◆ PROBLEM TO WORK ON ◆
Show all lines of the listing that hold the word "C项正确".

[Recorded data]
- - - - - - -
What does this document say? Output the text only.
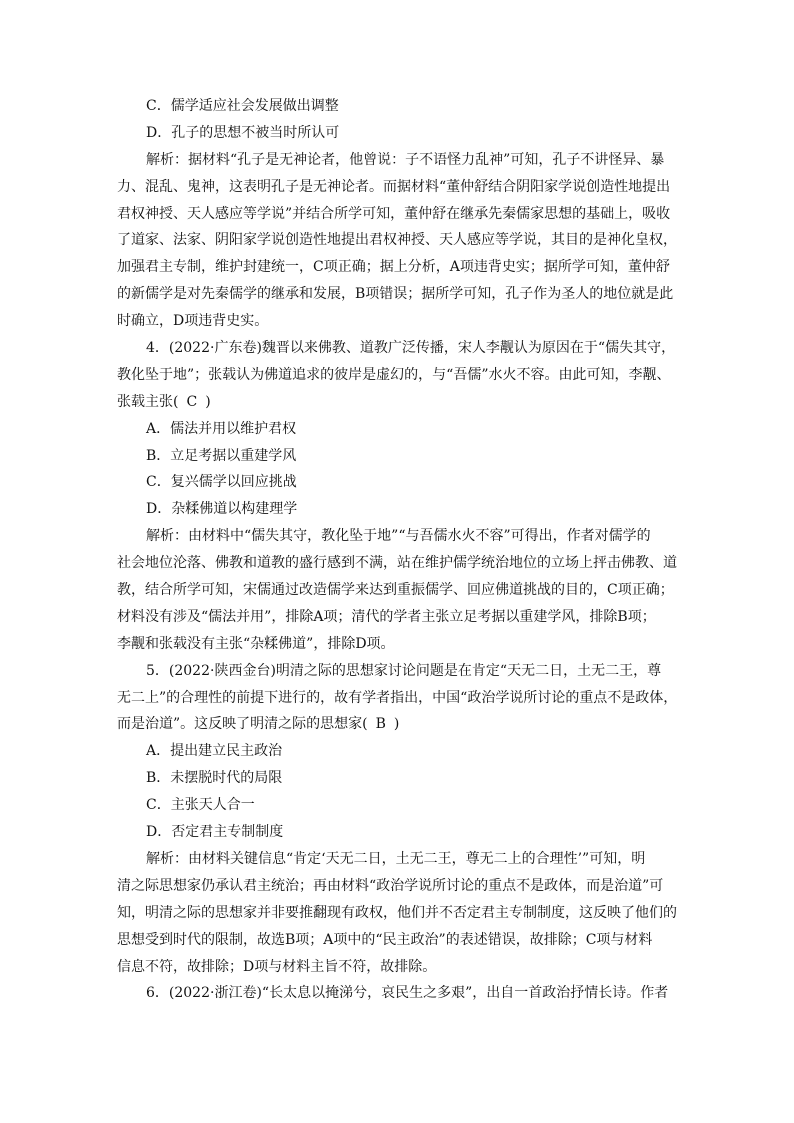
C．儒学适应社会发展做出调整
D．孔子的思想不被当时所认可
解析：据材料“孔子是无神论者，他曾说：子不语怪力乱神”可知，孔子不讲怪异、暴
力、混乱、鬼神，这表明孔子是无神论者。而据材料“董仲舒结合阴阳家学说创造性地提出
君权神授、天人感应等学说”并结合所学可知，董仲舒在继承先秦儒家思想的基础上，吸收
了道家、法家、阴阳家学说创造性地提出君权神授、天人感应等学说，其目的是神化皇权，
加强君主专制，维护封建统一，C项正确；据上分析，A项违背史实；据所学可知，董仲舒
的新儒学是对先秦儒学的继承和发展，B项错误；据所学可知，孔子作为圣人的地位就是此
时确立，D项违背史实。
4．(2022·广东卷)魏晋以来佛教、道教广泛传播，宋人李觏认为原因在于“儒失其守，
教化坠于地”；张载认为佛道追求的彼岸是虚幻的，与“吾儒”水火不容。由此可知，李觏、
张载主张( C )
A．儒法并用以维护君权
B．立足考据以重建学风
C．复兴儒学以回应挑战
D．杂糅佛道以构建理学
解析：由材料中“儒失其守，教化坠于地”“与吾儒水火不容”可得出，作者对儒学的
社会地位沦落、佛教和道教的盛行感到不满，站在维护儒学统治地位的立场上抨击佛教、道
教，结合所学可知，宋儒通过改造儒学来达到重振儒学、回应佛道挑战的目的，C项正确；
材料没有涉及“儒法并用”，排除A项；清代的学者主张立足考据以重建学风，排除B项；
李觏和张载没有主张“杂糅佛道”，排除D项。
5．(2022·陕西金台)明清之际的思想家讨论问题是在肯定“天无二日，土无二王，尊
无二上”的合理性的前提下进行的，故有学者指出，中国“政治学说所讨论的重点不是政体，
而是治道”。这反映了明清之际的思想家( B )
A．提出建立民主政治
B．未摆脱时代的局限
C．主张天人合一
D．否定君主专制制度
解析：由材料关键信息“肯定‘天无二日，土无二王，尊无二上的合理性’”可知，明
清之际思想家仍承认君主统治；再由材料“政治学说所讨论的重点不是政体，而是治道”可
知，明清之际的思想家并非要推翻现有政权，他们并不否定君主专制制度，这反映了他们的
思想受到时代的限制，故选B项；A项中的“民主政治”的表述错误，故排除；C项与材料
信息不符，故排除；D项与材料主旨不符，故排除。
6．(2022·浙江卷)“长太息以掩涕兮，哀民生之多艰”，出自一首政治抒情长诗。作者
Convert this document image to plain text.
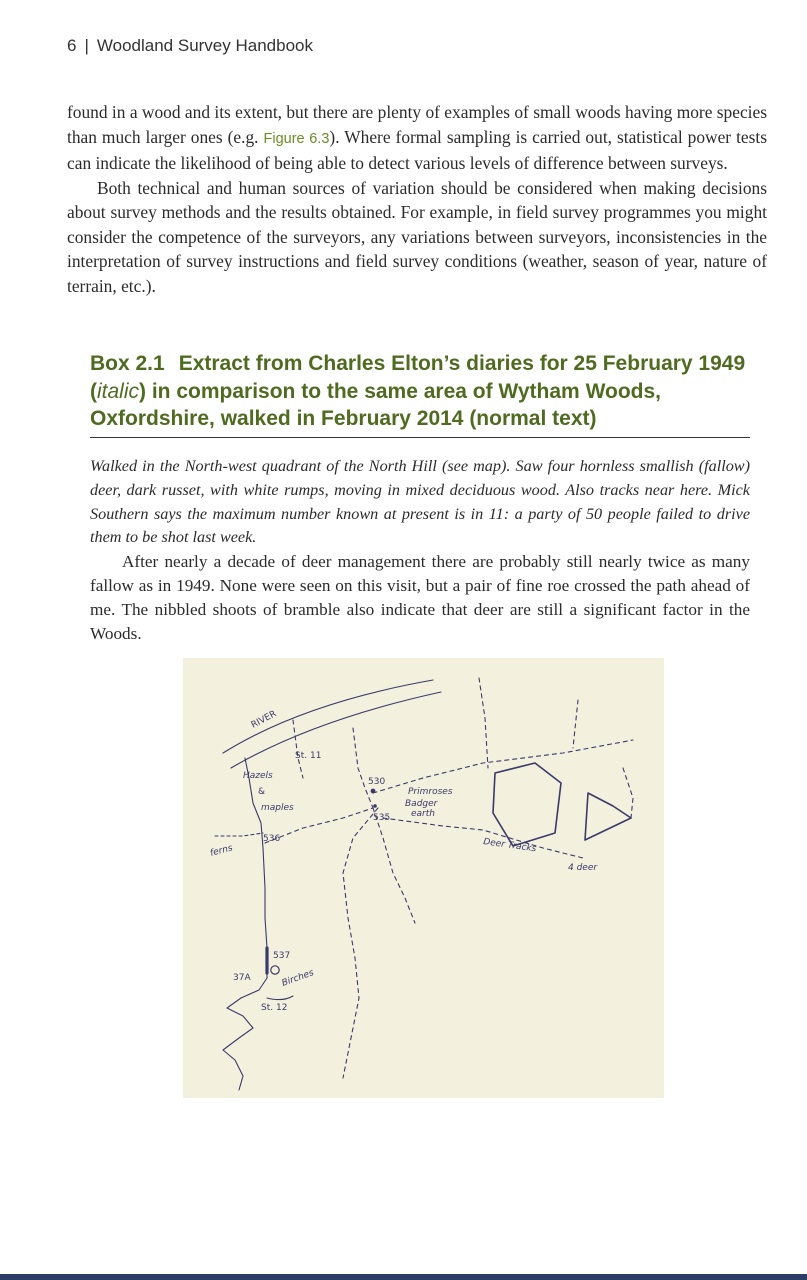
6 | Woodland Survey Handbook

found in a wood and its extent, but there are plenty of examples of small woods having more species than much larger ones (e.g. Figure 6.3). Where formal sampling is carried out, statistical power tests can indicate the likelihood of being able to detect various levels of difference between surveys.

Both technical and human sources of variation should be considered when making decisions about survey methods and the results obtained. For example, in field survey programmes you might consider the competence of the surveyors, any variations between surveyors, inconsistencies in the interpretation of survey instructions and field survey conditions (weather, season of year, nature of terrain, etc.).

Box 2.1 Extract from Charles Elton’s diaries for 25 February 1949 (italic) in comparison to the same area of Wytham Woods, Oxfordshire, walked in February 2014 (normal text)

Walked in the North-west quadrant of the North Hill (see map). Saw four hornless smallish (fallow) deer, dark russet, with white rumps, moving in mixed deciduous wood. Also tracks near here. Mick Southern says the maximum number known at present is in 11: a party of 50 people failed to drive them to be shot last week.

After nearly a decade of deer management there are probably still nearly twice as many fallow as in 1949. None were seen on this visit, but a pair of fine roe crossed the path ahead of me. The nibbled shoots of bramble also indicate that deer are still a significant factor in the Woods.

RIVER
St. 11
Hazels
&
maples
530
Primroses
Badger
earth
535
536
ferns	Deer Tracks
4 deer
537
37A	Birches
St. 12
- - - - - - -
◆ RESPONSE TO THE EXERCISE ◆
加强君主专制，维护封建统一，C项正确；据上分析，A项违背史实；据所学可知，董仲舒
教，结合所学可知，宋儒通过改造儒学来达到重振儒学、回应佛道挑战的目的，C项正确；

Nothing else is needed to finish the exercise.